* _WHAT THE EXERCISE ASKS_: Copy every line of the entries that includes the word "August".

Collection entries:

···

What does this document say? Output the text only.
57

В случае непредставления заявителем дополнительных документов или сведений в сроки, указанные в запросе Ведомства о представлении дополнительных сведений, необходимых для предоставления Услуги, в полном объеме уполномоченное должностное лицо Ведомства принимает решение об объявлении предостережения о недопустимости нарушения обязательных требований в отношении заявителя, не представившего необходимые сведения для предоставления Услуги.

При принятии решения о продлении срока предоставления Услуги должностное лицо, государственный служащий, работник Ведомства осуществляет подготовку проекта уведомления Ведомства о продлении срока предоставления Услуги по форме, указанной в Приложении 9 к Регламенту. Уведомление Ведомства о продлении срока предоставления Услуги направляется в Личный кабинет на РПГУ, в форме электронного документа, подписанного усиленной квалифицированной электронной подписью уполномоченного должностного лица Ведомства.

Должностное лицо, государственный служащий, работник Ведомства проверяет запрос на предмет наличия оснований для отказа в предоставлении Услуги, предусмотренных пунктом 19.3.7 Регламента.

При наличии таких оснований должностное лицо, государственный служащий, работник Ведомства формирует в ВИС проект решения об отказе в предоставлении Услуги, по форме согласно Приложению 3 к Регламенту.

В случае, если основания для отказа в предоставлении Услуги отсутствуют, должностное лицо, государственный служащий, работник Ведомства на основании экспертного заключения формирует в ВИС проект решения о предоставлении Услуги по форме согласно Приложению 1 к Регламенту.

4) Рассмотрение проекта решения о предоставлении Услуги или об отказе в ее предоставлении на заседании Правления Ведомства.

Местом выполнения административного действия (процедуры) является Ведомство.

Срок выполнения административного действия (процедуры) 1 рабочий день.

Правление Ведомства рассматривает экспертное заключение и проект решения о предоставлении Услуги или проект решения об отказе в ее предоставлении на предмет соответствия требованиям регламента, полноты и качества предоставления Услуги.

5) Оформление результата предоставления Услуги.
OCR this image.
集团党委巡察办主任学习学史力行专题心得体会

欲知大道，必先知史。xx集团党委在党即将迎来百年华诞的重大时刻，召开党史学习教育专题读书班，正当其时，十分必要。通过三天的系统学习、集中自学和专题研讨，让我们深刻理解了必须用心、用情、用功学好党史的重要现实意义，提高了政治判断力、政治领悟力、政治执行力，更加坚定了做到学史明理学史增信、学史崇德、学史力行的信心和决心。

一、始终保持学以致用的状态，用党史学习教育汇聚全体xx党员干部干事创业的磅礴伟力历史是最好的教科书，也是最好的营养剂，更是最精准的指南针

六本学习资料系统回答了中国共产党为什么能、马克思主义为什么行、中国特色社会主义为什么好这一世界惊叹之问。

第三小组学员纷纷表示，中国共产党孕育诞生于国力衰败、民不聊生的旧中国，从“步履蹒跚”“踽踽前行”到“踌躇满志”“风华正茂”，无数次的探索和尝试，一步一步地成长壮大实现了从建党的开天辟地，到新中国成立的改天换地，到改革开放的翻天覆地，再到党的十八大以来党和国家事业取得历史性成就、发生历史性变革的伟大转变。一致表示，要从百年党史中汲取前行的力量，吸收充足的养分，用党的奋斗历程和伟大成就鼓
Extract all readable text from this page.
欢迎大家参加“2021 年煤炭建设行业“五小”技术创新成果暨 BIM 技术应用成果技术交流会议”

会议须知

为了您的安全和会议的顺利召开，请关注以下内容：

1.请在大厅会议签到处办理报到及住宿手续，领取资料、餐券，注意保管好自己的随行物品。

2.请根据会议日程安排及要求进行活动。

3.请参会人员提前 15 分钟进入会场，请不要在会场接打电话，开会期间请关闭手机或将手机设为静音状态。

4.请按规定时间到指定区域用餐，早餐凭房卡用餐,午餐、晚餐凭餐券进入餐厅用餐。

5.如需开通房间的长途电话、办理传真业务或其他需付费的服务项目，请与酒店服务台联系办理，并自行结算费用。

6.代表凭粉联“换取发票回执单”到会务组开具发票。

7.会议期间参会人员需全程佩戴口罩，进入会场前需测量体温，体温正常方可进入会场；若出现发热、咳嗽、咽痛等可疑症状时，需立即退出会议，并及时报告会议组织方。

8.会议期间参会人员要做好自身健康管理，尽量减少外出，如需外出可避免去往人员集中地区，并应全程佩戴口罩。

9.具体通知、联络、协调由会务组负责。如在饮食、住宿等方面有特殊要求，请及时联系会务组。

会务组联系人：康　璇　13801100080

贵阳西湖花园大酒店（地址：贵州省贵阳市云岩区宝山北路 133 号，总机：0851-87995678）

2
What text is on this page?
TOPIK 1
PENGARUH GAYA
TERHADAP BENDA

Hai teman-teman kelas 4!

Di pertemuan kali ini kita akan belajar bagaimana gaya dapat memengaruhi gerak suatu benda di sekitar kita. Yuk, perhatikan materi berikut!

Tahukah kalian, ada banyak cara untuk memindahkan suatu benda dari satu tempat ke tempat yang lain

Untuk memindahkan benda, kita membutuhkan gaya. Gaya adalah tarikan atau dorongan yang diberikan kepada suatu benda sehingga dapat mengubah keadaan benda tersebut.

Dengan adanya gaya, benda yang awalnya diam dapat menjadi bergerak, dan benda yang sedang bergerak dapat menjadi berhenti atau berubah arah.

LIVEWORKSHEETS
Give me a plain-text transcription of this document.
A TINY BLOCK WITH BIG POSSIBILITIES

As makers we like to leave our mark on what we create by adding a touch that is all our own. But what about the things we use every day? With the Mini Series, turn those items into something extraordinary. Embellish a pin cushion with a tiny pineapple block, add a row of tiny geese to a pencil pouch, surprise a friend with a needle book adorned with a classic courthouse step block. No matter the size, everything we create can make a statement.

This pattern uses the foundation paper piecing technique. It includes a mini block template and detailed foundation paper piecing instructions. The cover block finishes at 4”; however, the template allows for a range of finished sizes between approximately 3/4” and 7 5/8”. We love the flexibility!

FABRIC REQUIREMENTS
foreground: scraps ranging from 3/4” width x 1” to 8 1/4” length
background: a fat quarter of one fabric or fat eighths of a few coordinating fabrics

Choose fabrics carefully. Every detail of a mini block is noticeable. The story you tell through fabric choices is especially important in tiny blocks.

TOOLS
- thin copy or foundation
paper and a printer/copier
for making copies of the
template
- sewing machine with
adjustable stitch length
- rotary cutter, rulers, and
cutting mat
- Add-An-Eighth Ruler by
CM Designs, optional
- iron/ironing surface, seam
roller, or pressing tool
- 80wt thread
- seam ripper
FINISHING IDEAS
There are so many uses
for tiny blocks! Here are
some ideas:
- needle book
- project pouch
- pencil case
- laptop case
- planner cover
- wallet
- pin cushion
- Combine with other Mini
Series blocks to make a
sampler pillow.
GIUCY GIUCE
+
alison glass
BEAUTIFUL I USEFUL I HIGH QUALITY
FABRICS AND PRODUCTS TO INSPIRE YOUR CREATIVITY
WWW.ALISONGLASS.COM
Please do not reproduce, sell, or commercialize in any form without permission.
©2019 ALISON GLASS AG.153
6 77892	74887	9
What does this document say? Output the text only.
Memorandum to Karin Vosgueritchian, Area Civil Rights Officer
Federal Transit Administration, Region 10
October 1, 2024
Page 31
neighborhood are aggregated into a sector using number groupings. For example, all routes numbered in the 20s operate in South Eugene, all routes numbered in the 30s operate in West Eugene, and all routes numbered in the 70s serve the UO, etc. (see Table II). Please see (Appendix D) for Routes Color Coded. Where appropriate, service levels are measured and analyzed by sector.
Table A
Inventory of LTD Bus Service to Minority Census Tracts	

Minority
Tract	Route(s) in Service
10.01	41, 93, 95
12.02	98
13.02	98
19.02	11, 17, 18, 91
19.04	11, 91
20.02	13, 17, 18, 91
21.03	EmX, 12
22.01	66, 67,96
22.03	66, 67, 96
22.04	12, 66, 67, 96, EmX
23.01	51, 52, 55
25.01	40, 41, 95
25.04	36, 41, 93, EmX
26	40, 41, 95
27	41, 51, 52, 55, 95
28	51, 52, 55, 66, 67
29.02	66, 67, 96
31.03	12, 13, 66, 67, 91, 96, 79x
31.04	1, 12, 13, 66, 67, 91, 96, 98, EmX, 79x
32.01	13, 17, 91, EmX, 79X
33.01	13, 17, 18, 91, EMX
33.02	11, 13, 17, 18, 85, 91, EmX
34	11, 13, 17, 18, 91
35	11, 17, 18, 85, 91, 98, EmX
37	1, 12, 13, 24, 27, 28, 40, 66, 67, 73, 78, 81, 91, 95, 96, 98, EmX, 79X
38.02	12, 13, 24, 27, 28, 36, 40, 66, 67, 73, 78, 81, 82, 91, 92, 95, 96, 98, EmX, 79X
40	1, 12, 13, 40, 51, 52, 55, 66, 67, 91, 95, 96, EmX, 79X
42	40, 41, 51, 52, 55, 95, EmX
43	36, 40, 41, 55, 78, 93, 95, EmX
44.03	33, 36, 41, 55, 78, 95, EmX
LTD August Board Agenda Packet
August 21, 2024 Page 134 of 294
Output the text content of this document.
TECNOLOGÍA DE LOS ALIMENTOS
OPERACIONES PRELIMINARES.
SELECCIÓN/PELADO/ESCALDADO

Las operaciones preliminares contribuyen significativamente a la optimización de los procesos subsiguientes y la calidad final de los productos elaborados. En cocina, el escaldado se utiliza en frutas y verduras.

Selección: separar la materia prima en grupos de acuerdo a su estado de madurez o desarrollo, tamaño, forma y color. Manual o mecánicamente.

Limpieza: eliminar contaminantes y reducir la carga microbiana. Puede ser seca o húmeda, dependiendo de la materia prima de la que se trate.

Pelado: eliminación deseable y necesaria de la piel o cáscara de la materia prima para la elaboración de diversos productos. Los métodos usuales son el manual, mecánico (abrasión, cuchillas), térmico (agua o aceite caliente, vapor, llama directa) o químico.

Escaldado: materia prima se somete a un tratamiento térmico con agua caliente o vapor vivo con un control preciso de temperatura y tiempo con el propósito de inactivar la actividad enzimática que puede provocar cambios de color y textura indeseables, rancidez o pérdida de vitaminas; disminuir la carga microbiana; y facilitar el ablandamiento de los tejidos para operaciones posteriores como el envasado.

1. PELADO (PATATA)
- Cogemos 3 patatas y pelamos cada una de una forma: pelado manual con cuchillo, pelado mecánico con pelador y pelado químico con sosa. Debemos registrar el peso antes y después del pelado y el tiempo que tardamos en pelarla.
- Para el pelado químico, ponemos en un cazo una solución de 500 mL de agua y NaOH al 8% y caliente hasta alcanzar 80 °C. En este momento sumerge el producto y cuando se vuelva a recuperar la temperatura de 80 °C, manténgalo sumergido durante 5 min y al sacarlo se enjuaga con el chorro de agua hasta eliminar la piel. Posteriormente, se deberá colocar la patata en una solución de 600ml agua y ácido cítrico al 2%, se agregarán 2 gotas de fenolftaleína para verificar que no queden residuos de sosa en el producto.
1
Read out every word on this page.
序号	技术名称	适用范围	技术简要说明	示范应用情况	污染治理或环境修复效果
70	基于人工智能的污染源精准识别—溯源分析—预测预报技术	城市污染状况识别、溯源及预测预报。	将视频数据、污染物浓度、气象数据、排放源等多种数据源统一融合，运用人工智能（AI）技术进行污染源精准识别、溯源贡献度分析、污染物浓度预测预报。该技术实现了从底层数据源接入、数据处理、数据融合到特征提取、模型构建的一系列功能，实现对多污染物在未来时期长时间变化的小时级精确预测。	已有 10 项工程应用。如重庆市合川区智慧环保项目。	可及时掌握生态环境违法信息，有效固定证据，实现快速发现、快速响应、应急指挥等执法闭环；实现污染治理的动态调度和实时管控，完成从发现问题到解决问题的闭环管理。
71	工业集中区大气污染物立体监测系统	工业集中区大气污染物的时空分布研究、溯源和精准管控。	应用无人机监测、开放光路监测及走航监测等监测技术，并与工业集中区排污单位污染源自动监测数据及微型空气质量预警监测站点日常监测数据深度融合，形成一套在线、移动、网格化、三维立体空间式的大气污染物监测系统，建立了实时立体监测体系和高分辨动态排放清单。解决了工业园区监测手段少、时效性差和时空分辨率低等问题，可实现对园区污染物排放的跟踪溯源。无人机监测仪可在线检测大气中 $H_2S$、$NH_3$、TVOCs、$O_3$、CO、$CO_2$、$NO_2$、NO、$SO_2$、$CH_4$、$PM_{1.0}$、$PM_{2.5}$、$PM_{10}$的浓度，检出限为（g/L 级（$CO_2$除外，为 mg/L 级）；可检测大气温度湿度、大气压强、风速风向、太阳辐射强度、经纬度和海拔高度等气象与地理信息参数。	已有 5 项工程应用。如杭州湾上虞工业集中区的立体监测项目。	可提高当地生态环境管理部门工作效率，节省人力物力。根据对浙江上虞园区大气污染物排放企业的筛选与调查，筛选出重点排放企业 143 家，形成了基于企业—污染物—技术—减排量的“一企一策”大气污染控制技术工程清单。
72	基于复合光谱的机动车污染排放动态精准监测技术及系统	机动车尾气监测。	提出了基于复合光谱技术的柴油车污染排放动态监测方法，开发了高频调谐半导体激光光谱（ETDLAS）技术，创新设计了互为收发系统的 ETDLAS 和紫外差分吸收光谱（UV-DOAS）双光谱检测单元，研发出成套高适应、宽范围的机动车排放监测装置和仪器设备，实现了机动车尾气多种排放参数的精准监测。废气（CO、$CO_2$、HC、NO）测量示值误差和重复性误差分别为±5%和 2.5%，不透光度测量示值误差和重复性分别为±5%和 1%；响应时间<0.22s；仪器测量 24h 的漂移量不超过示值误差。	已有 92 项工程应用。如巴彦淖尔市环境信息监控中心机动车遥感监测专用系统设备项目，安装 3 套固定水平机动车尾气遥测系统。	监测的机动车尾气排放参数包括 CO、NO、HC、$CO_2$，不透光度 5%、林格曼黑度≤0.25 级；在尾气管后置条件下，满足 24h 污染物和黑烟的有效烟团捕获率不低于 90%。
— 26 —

···

* _THE REPLY_:
LTD August Board Agenda Packet
August 21, 2024 Page 134 of 294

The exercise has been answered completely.